Entries with figure data
** Start **
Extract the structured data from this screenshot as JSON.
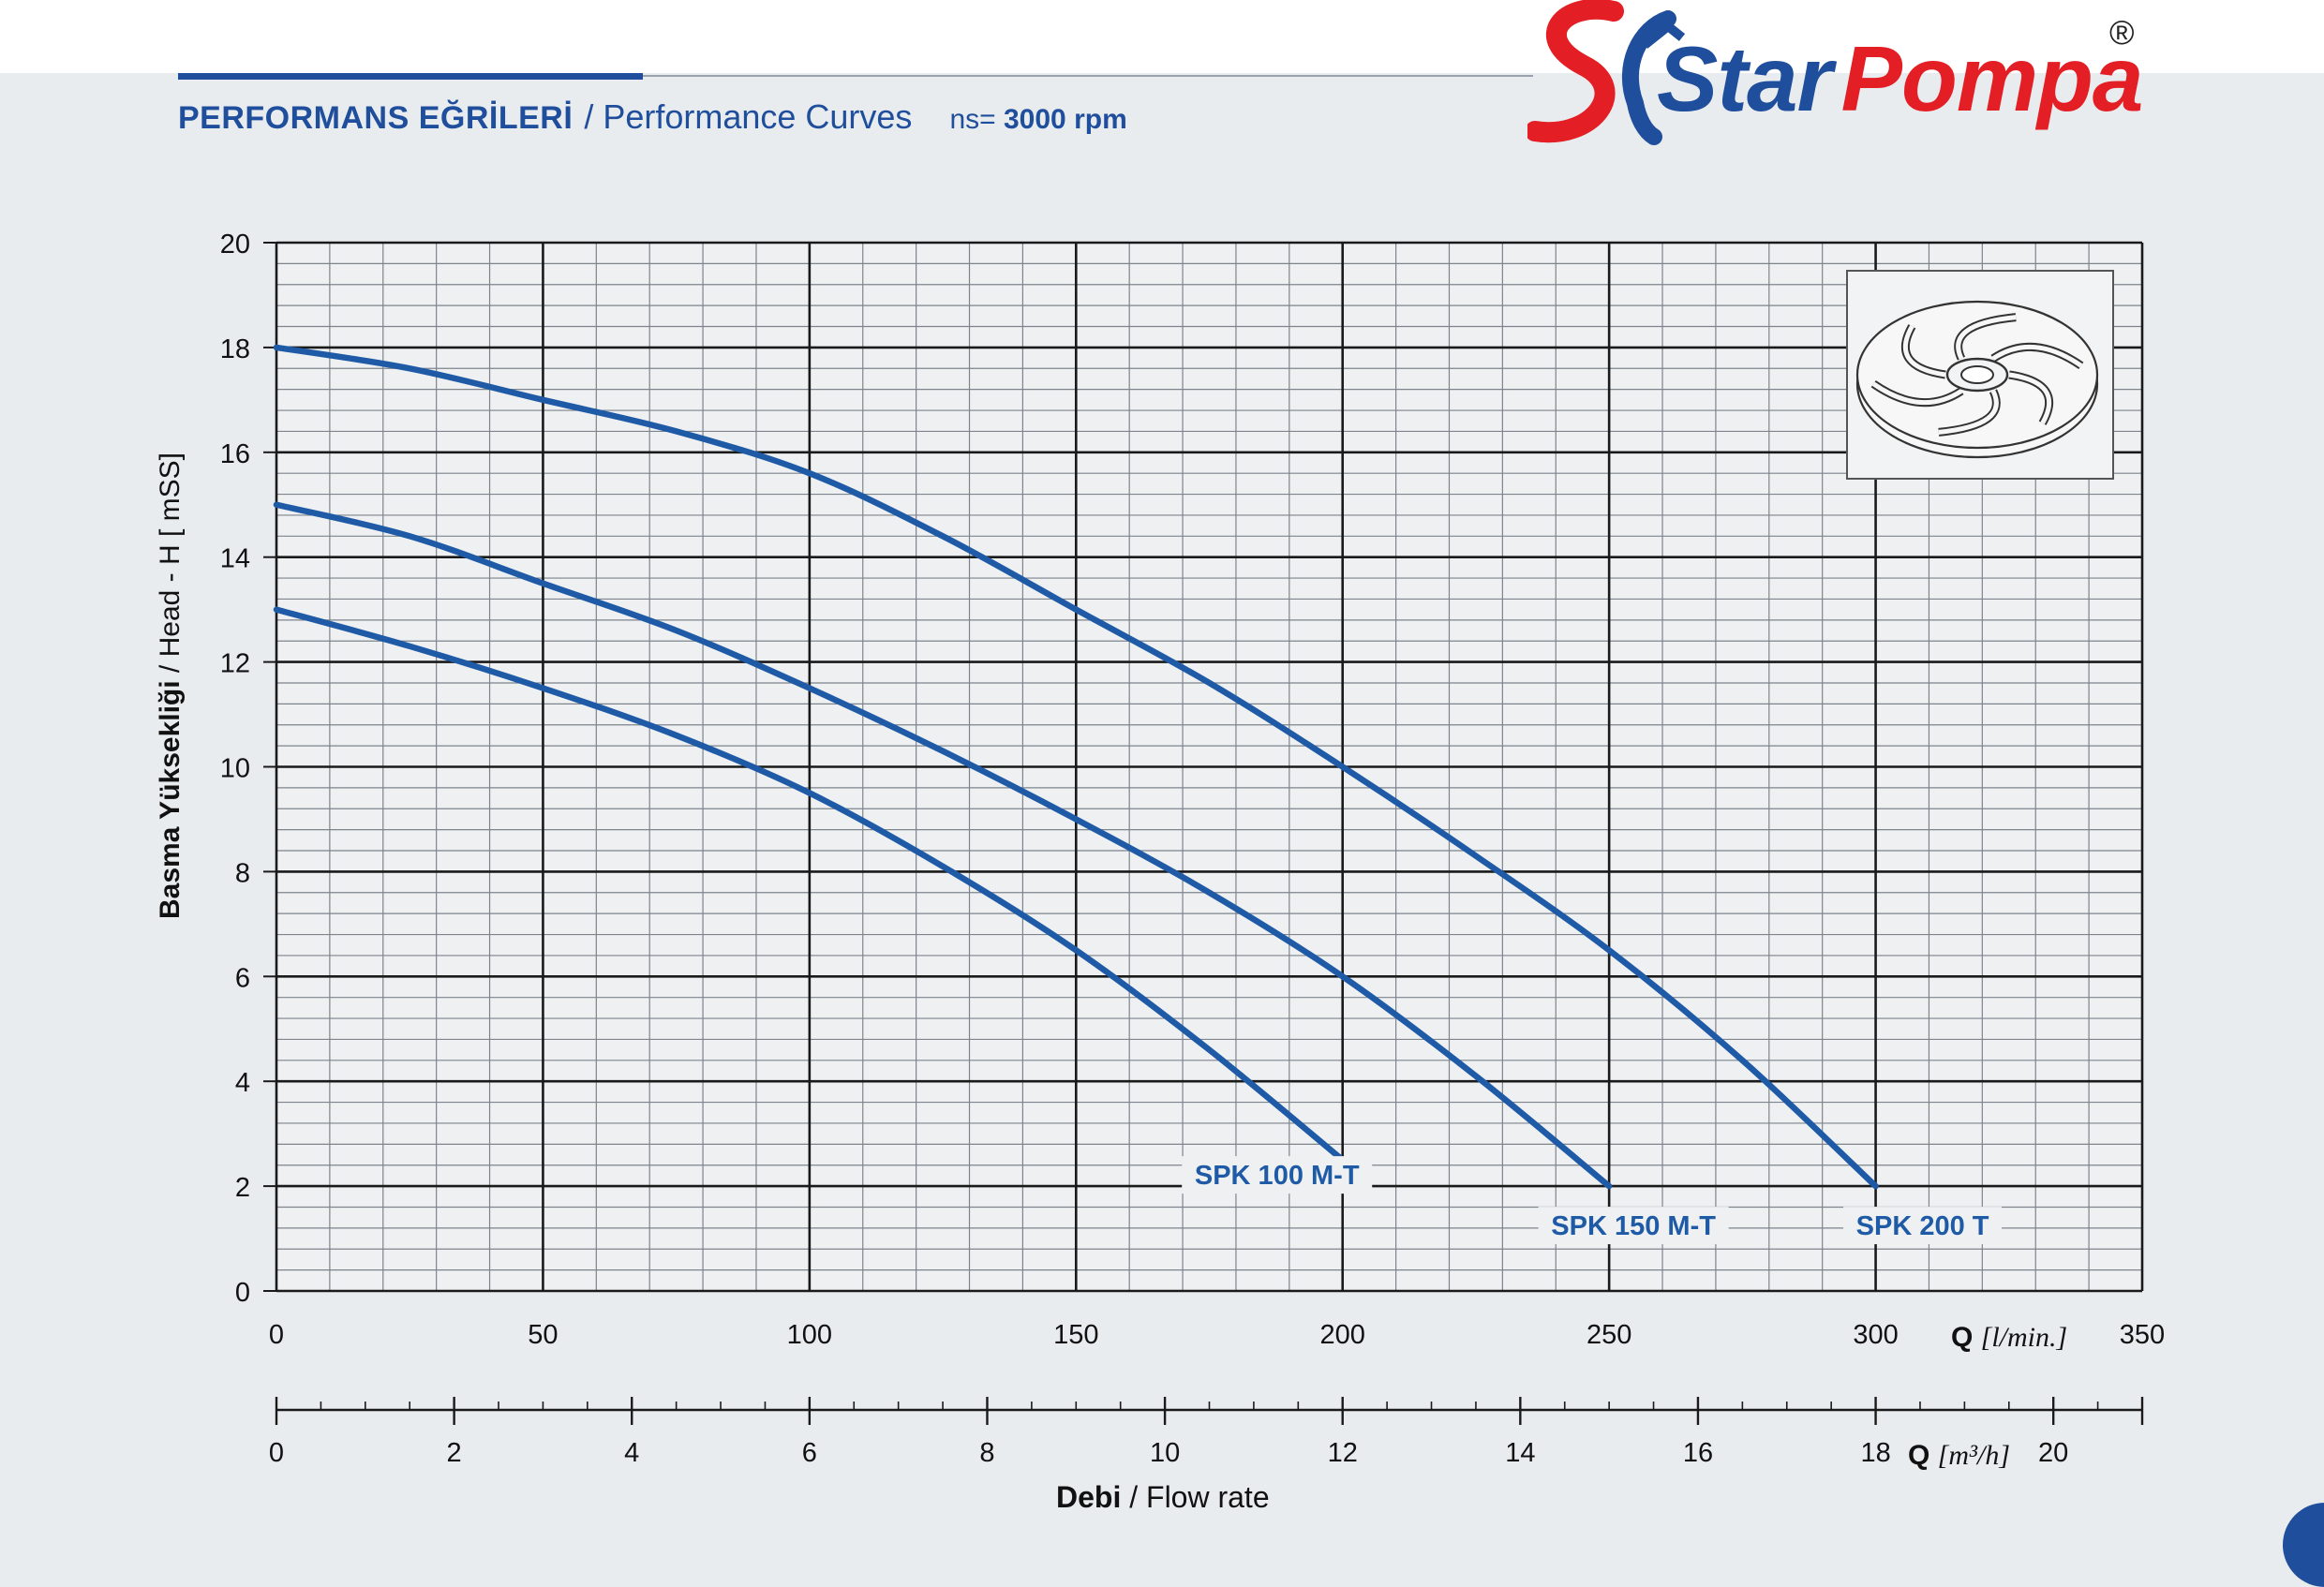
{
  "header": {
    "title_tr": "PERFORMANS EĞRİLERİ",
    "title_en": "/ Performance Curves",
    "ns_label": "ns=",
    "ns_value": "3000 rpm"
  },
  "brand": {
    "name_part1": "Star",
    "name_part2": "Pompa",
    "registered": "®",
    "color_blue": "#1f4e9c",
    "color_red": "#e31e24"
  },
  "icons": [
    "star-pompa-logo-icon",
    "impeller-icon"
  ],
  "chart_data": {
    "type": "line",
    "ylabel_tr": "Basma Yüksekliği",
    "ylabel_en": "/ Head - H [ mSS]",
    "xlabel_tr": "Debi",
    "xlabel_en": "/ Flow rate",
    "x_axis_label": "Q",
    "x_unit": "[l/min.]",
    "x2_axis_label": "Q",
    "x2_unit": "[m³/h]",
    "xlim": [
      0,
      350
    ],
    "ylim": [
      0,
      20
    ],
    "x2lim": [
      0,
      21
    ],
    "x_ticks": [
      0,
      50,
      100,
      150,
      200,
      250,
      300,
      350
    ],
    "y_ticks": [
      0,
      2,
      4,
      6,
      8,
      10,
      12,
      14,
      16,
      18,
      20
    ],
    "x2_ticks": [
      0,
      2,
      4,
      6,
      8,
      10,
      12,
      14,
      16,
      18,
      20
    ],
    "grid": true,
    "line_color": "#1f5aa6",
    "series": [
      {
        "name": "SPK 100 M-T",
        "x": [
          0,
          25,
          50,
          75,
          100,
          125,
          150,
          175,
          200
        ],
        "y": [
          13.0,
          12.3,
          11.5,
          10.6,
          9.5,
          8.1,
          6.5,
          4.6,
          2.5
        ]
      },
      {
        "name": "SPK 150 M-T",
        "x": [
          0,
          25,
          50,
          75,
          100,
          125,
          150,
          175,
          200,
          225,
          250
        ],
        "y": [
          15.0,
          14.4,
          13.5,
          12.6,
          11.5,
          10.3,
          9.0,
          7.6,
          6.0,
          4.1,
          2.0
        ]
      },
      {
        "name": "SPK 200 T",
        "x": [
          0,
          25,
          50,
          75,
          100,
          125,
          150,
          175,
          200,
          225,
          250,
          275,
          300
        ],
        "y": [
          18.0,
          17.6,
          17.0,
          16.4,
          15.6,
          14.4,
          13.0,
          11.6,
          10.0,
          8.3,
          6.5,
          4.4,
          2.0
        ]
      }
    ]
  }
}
** End **
** Start **
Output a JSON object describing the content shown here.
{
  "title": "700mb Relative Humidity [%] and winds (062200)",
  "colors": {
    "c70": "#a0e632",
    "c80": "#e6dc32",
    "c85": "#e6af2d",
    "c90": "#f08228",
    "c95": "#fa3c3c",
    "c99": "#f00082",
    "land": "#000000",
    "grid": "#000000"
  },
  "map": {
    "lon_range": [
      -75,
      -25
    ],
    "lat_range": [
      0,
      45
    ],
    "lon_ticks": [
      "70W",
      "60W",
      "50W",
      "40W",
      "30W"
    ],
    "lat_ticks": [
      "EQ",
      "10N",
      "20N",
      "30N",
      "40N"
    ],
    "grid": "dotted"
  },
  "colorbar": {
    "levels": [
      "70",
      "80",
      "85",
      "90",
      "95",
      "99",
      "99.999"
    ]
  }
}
** End **
** Start **
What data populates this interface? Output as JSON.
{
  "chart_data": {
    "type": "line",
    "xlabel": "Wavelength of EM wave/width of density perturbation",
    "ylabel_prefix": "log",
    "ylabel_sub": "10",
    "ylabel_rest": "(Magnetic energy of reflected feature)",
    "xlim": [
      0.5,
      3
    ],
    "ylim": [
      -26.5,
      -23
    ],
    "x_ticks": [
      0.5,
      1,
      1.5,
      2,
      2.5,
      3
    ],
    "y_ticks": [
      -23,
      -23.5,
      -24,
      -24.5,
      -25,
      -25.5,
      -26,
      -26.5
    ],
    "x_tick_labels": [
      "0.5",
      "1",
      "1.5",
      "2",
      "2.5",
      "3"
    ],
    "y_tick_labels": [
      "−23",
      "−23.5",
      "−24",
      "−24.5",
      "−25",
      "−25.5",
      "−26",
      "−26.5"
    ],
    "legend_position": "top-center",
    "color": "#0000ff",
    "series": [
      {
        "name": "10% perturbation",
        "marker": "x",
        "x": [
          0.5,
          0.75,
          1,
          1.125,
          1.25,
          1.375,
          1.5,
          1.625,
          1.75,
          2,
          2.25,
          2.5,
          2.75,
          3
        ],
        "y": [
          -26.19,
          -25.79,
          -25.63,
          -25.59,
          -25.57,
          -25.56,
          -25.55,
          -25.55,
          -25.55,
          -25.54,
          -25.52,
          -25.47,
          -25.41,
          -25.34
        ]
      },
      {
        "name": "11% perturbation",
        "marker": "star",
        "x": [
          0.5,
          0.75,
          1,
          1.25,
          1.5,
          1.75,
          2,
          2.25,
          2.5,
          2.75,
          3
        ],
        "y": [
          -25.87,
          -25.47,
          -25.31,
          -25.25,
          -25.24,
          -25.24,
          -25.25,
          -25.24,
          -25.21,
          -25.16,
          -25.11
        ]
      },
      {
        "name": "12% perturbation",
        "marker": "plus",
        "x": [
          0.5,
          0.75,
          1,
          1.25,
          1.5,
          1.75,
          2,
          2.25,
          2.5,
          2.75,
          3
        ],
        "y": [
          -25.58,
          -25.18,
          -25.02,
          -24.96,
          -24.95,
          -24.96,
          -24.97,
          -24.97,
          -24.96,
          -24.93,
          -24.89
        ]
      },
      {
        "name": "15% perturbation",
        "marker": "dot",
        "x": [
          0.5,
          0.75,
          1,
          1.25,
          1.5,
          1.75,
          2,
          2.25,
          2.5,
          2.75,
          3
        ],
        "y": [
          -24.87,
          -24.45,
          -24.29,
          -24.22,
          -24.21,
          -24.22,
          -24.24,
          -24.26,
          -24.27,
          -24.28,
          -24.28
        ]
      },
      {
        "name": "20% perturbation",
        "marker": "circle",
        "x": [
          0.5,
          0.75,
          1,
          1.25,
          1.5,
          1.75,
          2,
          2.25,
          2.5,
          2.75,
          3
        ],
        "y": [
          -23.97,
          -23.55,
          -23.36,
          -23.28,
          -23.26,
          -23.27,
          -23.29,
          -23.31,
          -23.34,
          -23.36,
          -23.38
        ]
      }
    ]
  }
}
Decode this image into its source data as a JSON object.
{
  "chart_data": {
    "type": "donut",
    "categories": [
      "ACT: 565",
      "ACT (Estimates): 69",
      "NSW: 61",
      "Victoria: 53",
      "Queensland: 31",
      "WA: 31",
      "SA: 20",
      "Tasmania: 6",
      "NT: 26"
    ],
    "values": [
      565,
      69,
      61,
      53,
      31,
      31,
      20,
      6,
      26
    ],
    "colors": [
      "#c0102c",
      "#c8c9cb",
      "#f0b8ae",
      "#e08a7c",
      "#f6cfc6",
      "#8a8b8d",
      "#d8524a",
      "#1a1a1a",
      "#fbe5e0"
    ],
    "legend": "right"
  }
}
** End **
Set exercise: Look for lines containing the string "this" and copy them all.

Reply:
Extract the structured data from this screenshot as JSON.
What data populates this interface? Output as JSON.
Decode this image into its source data as a JSON object.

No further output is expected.